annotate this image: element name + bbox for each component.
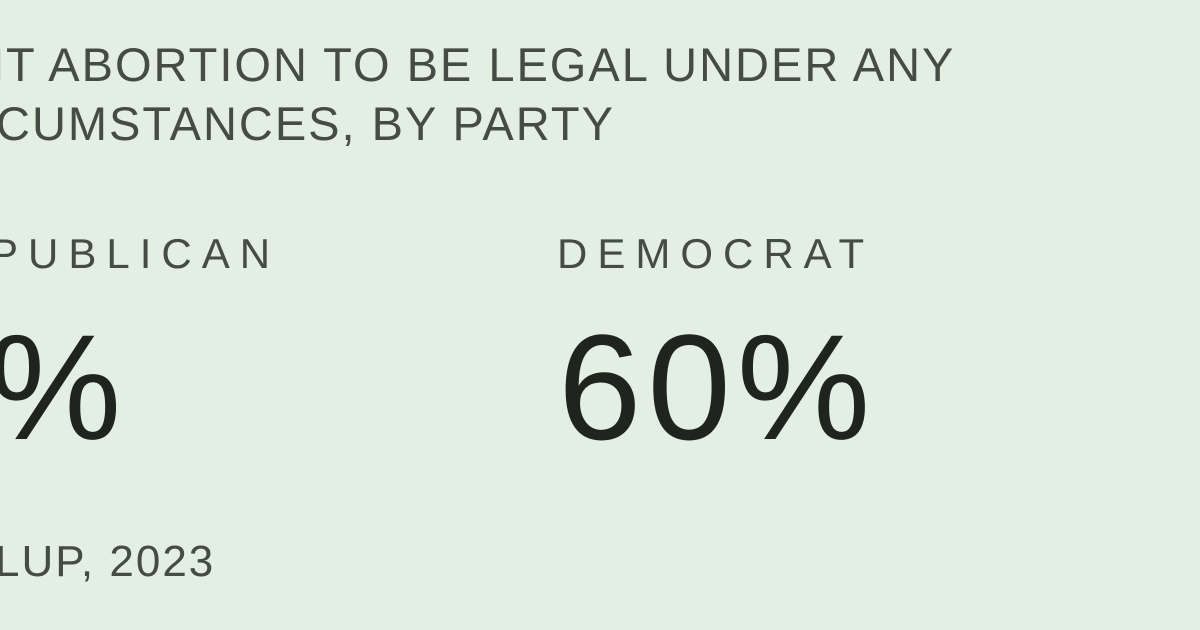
source-attribution: LUP, 2023 <box>0 537 216 586</box>
party-label-democrat: DEMOCRAT <box>557 230 875 277</box>
headline-line-2: CUMSTANCES, BY PARTY <box>0 97 615 150</box>
stat-value-republican: % <box>0 303 128 471</box>
party-label-republican: PUBLICAN <box>0 230 281 277</box>
headline-line-1: NT ABORTION TO BE LEGAL UNDER ANY <box>0 38 956 91</box>
stat-value-democrat: 60% <box>558 303 877 471</box>
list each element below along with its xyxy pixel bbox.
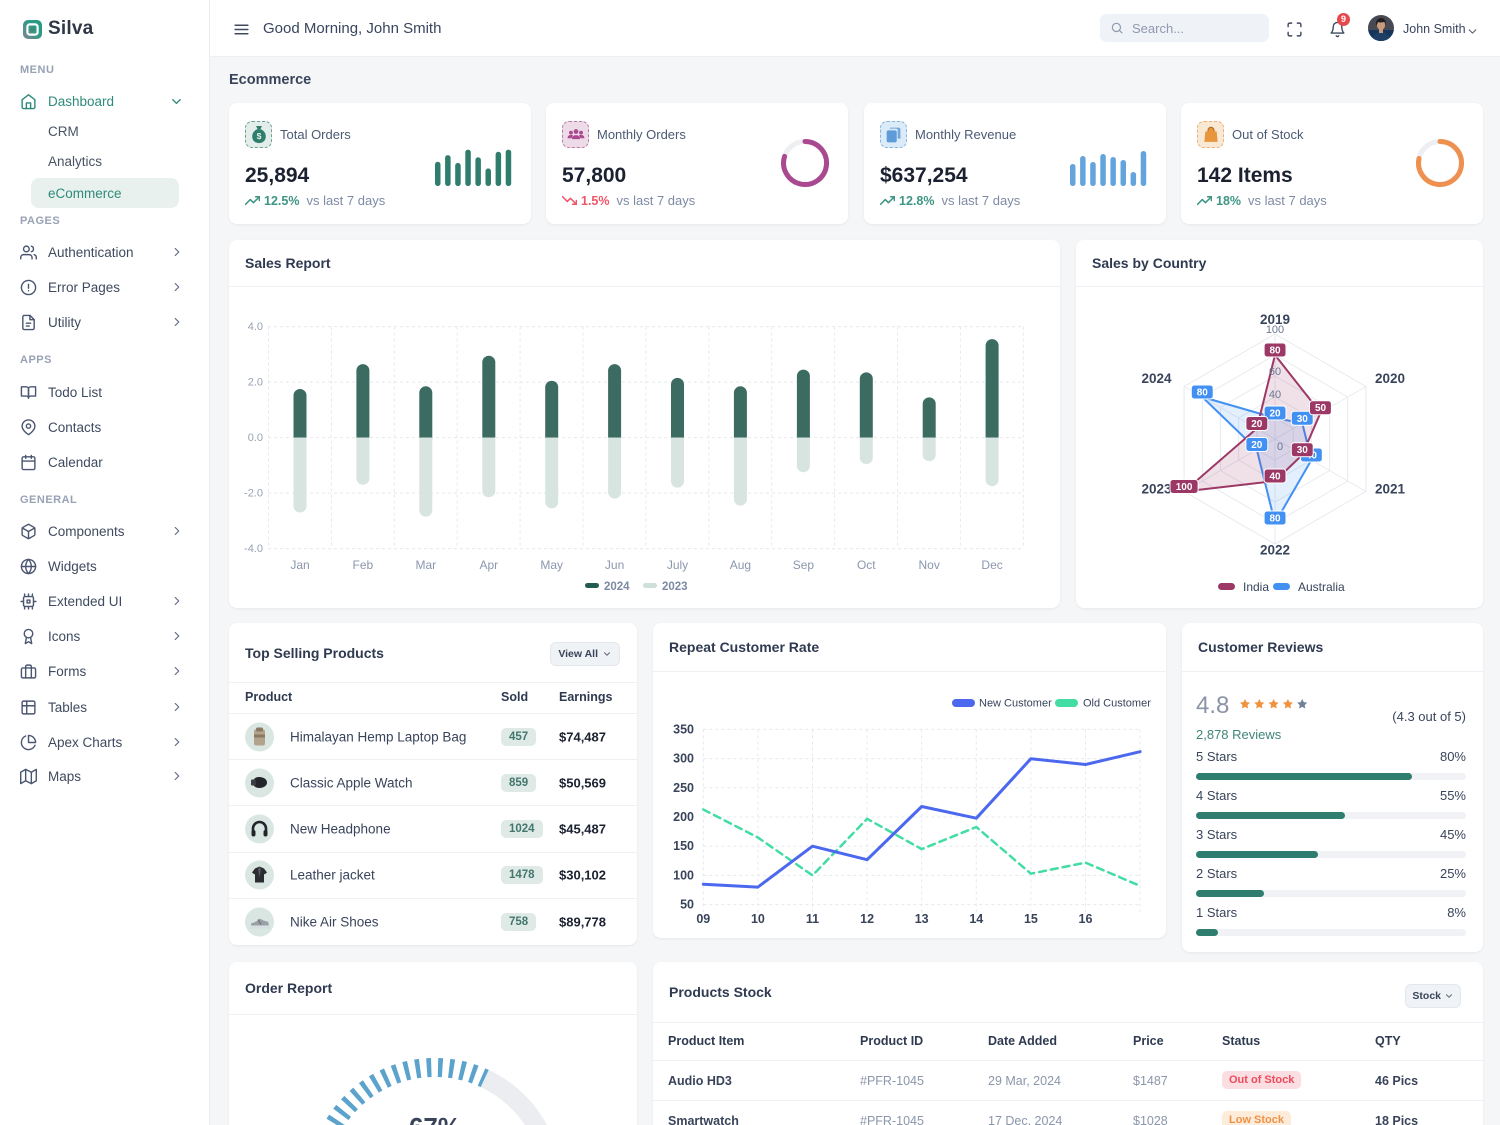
svg-text:2021: 2021 — [1375, 482, 1406, 497]
svg-text:80: 80 — [1269, 514, 1281, 525]
svg-text:4.0: 4.0 — [248, 321, 263, 333]
svg-text:100: 100 — [673, 868, 694, 882]
svg-text:Aug: Aug — [730, 558, 751, 572]
svg-text:200: 200 — [673, 810, 694, 824]
svg-text:2024: 2024 — [1141, 371, 1172, 386]
svg-text:-2.0: -2.0 — [244, 488, 263, 500]
svg-text:India: India — [1243, 580, 1269, 594]
svg-text:16: 16 — [1079, 912, 1093, 926]
svg-text:40: 40 — [1269, 472, 1281, 483]
svg-text:Oct: Oct — [857, 558, 876, 572]
svg-text:Sep: Sep — [793, 558, 815, 572]
svg-text:20: 20 — [1251, 419, 1263, 430]
svg-text:20: 20 — [1269, 409, 1281, 420]
svg-text:New Customer: New Customer — [979, 698, 1052, 710]
svg-text:14: 14 — [969, 912, 983, 926]
svg-text:10: 10 — [751, 912, 765, 926]
svg-text:2020: 2020 — [1375, 371, 1405, 386]
svg-text:Jan: Jan — [290, 558, 309, 572]
svg-text:Apr: Apr — [479, 558, 498, 572]
svg-text:100: 100 — [1176, 482, 1193, 493]
svg-text:11: 11 — [806, 912, 819, 926]
svg-text:13: 13 — [915, 912, 929, 926]
svg-text:0: 0 — [1277, 441, 1283, 453]
svg-text:80: 80 — [1269, 346, 1281, 357]
svg-text:67%: 67% — [409, 1112, 461, 1125]
svg-text:2.0: 2.0 — [248, 377, 263, 389]
svg-text:$: $ — [256, 130, 261, 140]
svg-text:60: 60 — [1269, 366, 1281, 378]
svg-text:20: 20 — [1251, 440, 1263, 451]
svg-text:09: 09 — [696, 912, 710, 926]
svg-text:150: 150 — [673, 839, 694, 853]
svg-text:40: 40 — [1269, 389, 1281, 401]
svg-text:2022: 2022 — [1260, 543, 1290, 558]
svg-text:30: 30 — [1297, 445, 1309, 456]
svg-text:2023: 2023 — [1141, 482, 1172, 497]
svg-text:May: May — [540, 558, 563, 572]
svg-text:50: 50 — [1315, 403, 1327, 414]
svg-text:2024: 2024 — [604, 581, 630, 593]
svg-text:Feb: Feb — [353, 558, 374, 572]
svg-text:2023: 2023 — [662, 581, 688, 593]
svg-text:300: 300 — [673, 752, 694, 766]
svg-text:0.0: 0.0 — [248, 432, 263, 444]
svg-text:Nov: Nov — [919, 558, 940, 572]
svg-text:July: July — [667, 558, 688, 572]
svg-text:350: 350 — [673, 722, 694, 736]
svg-text:-4.0: -4.0 — [244, 543, 263, 555]
svg-text:50: 50 — [680, 898, 694, 912]
svg-text:30: 30 — [1297, 414, 1309, 425]
svg-text:12: 12 — [860, 912, 874, 926]
svg-text:250: 250 — [673, 781, 694, 795]
svg-text:15: 15 — [1024, 912, 1038, 926]
svg-text:Mar: Mar — [415, 558, 436, 572]
svg-text:Jun: Jun — [605, 558, 624, 572]
svg-text:100: 100 — [1266, 324, 1284, 336]
svg-text:2019: 2019 — [1260, 312, 1290, 327]
svg-text:80: 80 — [1197, 388, 1209, 399]
svg-text:Old Customer: Old Customer — [1083, 698, 1151, 710]
svg-text:Australia: Australia — [1298, 580, 1345, 594]
svg-text:Dec: Dec — [981, 558, 1002, 572]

━━━━━━━━

→ **STATED TASK**
Output every row above word for word, leaving out the pictures.

→ **RESPONSE FOR THIS EXERCISE**
annotate this image: element name + bbox for each component.
source-attribution: LUP, 2023 <box>0 537 216 586</box>
party-label-democrat: DEMOCRAT <box>557 230 875 277</box>
headline-line-2: CUMSTANCES, BY PARTY <box>0 97 615 150</box>
stat-value-republican: % <box>0 303 128 471</box>
party-label-republican: PUBLICAN <box>0 230 281 277</box>
headline-line-1: NT ABORTION TO BE LEGAL UNDER ANY <box>0 38 956 91</box>
stat-value-democrat: 60% <box>558 303 877 471</box>
list each element below along with its xyxy pixel bbox.
svg-text:2021: 2021 — [1375, 482, 1406, 497]
svg-text:80: 80 — [1269, 514, 1281, 525]
svg-text:4.0: 4.0 — [248, 321, 263, 333]
svg-text:100: 100 — [673, 868, 694, 882]
svg-text:Aug: Aug — [730, 558, 751, 572]
svg-text:200: 200 — [673, 810, 694, 824]
svg-text:2024: 2024 — [1141, 371, 1172, 386]
svg-text:-2.0: -2.0 — [244, 488, 263, 500]
svg-text:India: India — [1243, 580, 1269, 594]
svg-text:16: 16 — [1079, 912, 1093, 926]
svg-text:40: 40 — [1269, 472, 1281, 483]
svg-text:Oct: Oct — [857, 558, 876, 572]
svg-text:Sep: Sep — [793, 558, 815, 572]
svg-text:20: 20 — [1251, 419, 1263, 430]
svg-text:20: 20 — [1269, 409, 1281, 420]
svg-text:New Customer: New Customer — [979, 698, 1052, 710]
svg-text:14: 14 — [969, 912, 983, 926]
svg-text:10: 10 — [751, 912, 765, 926]
svg-text:2020: 2020 — [1375, 371, 1405, 386]
svg-text:Jan: Jan — [290, 558, 309, 572]
svg-text:Apr: Apr — [479, 558, 498, 572]
svg-text:100: 100 — [1176, 482, 1193, 493]
svg-text:11: 11 — [806, 912, 819, 926]
svg-text:13: 13 — [915, 912, 929, 926]
svg-text:0: 0 — [1277, 441, 1283, 453]
svg-text:80: 80 — [1269, 346, 1281, 357]
svg-text:67%: 67% — [409, 1112, 461, 1125]
svg-text:2.0: 2.0 — [248, 377, 263, 389]
svg-text:$: $ — [256, 130, 261, 140]
svg-text:60: 60 — [1269, 366, 1281, 378]
svg-text:20: 20 — [1251, 440, 1263, 451]
svg-text:09: 09 — [696, 912, 710, 926]
svg-text:150: 150 — [673, 839, 694, 853]
svg-text:40: 40 — [1269, 389, 1281, 401]
svg-text:2022: 2022 — [1260, 543, 1290, 558]
svg-text:30: 30 — [1297, 445, 1309, 456]
svg-text:2023: 2023 — [1141, 482, 1172, 497]
svg-text:May: May — [540, 558, 563, 572]
svg-text:50: 50 — [1315, 403, 1327, 414]
svg-text:2024: 2024 — [604, 581, 630, 593]
svg-text:Feb: Feb — [353, 558, 374, 572]
svg-text:2023: 2023 — [662, 581, 688, 593]
svg-text:300: 300 — [673, 752, 694, 766]
svg-text:0.0: 0.0 — [248, 432, 263, 444]
svg-text:Nov: Nov — [919, 558, 940, 572]
svg-text:July: July — [667, 558, 688, 572]
svg-text:350: 350 — [673, 722, 694, 736]
svg-text:-4.0: -4.0 — [244, 543, 263, 555]
svg-text:50: 50 — [680, 898, 694, 912]
svg-text:30: 30 — [1297, 414, 1309, 425]
svg-text:12: 12 — [860, 912, 874, 926]
svg-text:250: 250 — [673, 781, 694, 795]
svg-text:15: 15 — [1024, 912, 1038, 926]
svg-text:Mar: Mar — [415, 558, 436, 572]
svg-text:Jun: Jun — [605, 558, 624, 572]
svg-text:100: 100 — [1266, 324, 1284, 336]
svg-text:2019: 2019 — [1260, 312, 1290, 327]
svg-text:80: 80 — [1197, 388, 1209, 399]
svg-text:Old Customer: Old Customer — [1083, 698, 1151, 710]
svg-text:Australia: Australia — [1298, 580, 1345, 594]
svg-text:Dec: Dec — [981, 558, 1002, 572]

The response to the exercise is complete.